## What you will do
Give only the number of lines below that contain the word "such".

━━━━━━━━━━

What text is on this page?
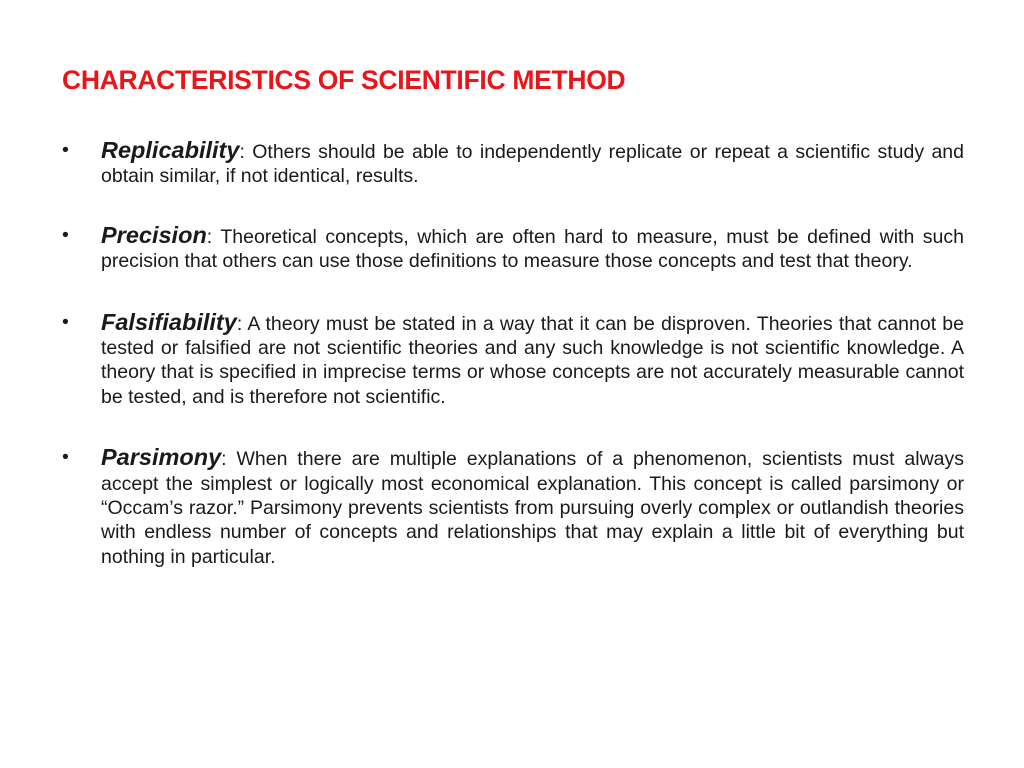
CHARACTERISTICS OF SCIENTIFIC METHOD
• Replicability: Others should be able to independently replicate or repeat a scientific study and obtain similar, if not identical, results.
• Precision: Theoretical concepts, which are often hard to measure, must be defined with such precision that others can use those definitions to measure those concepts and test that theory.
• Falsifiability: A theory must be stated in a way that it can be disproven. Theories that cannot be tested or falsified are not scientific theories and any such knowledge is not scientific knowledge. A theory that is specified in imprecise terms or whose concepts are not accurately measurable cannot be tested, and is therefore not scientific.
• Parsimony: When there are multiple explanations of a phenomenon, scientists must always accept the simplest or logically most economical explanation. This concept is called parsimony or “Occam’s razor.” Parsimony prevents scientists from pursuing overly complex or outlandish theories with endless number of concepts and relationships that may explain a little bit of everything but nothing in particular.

━━━━━━━━━━

## Reply
2